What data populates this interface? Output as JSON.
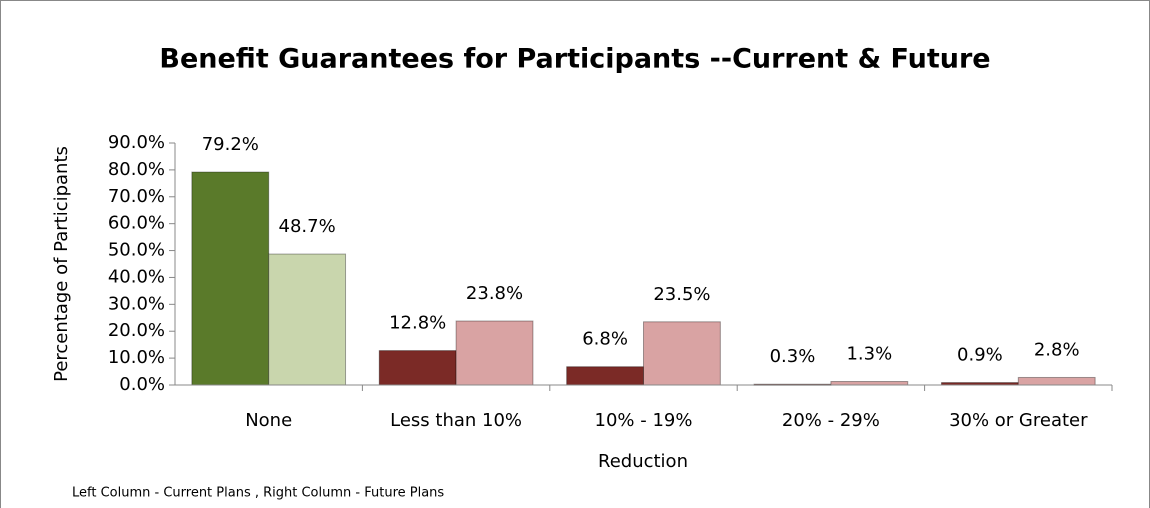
{
  "chart_data": {
    "type": "bar",
    "title": "Benefit Guarantees for  Participants --Current & Future",
    "x_label": "Reduction",
    "y_label": "Percentage of Participants",
    "footnote": "Left Column - Current Plans , Right Column - Future Plans",
    "categories": [
      "None",
      "Less than 10%",
      "10% - 19%",
      "20% - 29%",
      "30% or Greater"
    ],
    "series": [
      {
        "colors": [
          "#5a7a2a",
          "#7b2a26",
          "#7b2a26",
          "#7b2a26",
          "#7b2a26"
        ],
        "values": [
          79.2,
          12.8,
          6.8,
          0.3,
          0.9
        ],
        "value_labels": [
          "79.2%",
          "12.8%",
          "6.8%",
          "0.3%",
          "0.9%"
        ]
      },
      {
        "colors": [
          "#c9d6ad",
          "#d9a3a3",
          "#d9a3a3",
          "#d9a3a3",
          "#d9a3a3"
        ],
        "values": [
          48.7,
          23.8,
          23.5,
          1.3,
          2.8
        ],
        "value_labels": [
          "48.7%",
          "23.8%",
          "23.5%",
          "1.3%",
          "2.8%"
        ]
      }
    ],
    "ylim": [
      0,
      90
    ],
    "yticks": [
      {
        "value": 0,
        "label": "0.0%"
      },
      {
        "value": 10,
        "label": "10.0%"
      },
      {
        "value": 20,
        "label": "20.0%"
      },
      {
        "value": 30,
        "label": "30.0%"
      },
      {
        "value": 40,
        "label": "40.0%"
      },
      {
        "value": 50,
        "label": "50.0%"
      },
      {
        "value": 60,
        "label": "60.0%"
      },
      {
        "value": 70,
        "label": "70.0%"
      },
      {
        "value": 80,
        "label": "80.0%"
      },
      {
        "value": 90,
        "label": "90.0%"
      }
    ],
    "grid": false
  }
}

___

Exercise description: Go through the material above and print all of it exactly, except the pictures.

Reply:
What data populates this interface? Output as JSON.
{
  "chart_data": {
    "type": "bar",
    "title": "Benefit Guarantees for  Participants --Current & Future",
    "x_label": "Reduction",
    "y_label": "Percentage of Participants",
    "footnote": "Left Column - Current Plans , Right Column - Future Plans",
    "categories": [
      "None",
      "Less than 10%",
      "10% - 19%",
      "20% - 29%",
      "30% or Greater"
    ],
    "series": [
      {
        "colors": [
          "#5a7a2a",
          "#7b2a26",
          "#7b2a26",
          "#7b2a26",
          "#7b2a26"
        ],
        "values": [
          79.2,
          12.8,
          6.8,
          0.3,
          0.9
        ],
        "value_labels": [
          "79.2%",
          "12.8%",
          "6.8%",
          "0.3%",
          "0.9%"
        ]
      },
      {
        "colors": [
          "#c9d6ad",
          "#d9a3a3",
          "#d9a3a3",
          "#d9a3a3",
          "#d9a3a3"
        ],
        "values": [
          48.7,
          23.8,
          23.5,
          1.3,
          2.8
        ],
        "value_labels": [
          "48.7%",
          "23.8%",
          "23.5%",
          "1.3%",
          "2.8%"
        ]
      }
    ],
    "ylim": [
      0,
      90
    ],
    "yticks": [
      {
        "value": 0,
        "label": "0.0%"
      },
      {
        "value": 10,
        "label": "10.0%"
      },
      {
        "value": 20,
        "label": "20.0%"
      },
      {
        "value": 30,
        "label": "30.0%"
      },
      {
        "value": 40,
        "label": "40.0%"
      },
      {
        "value": 50,
        "label": "50.0%"
      },
      {
        "value": 60,
        "label": "60.0%"
      },
      {
        "value": 70,
        "label": "70.0%"
      },
      {
        "value": 80,
        "label": "80.0%"
      },
      {
        "value": 90,
        "label": "90.0%"
      }
    ],
    "grid": false
  }
}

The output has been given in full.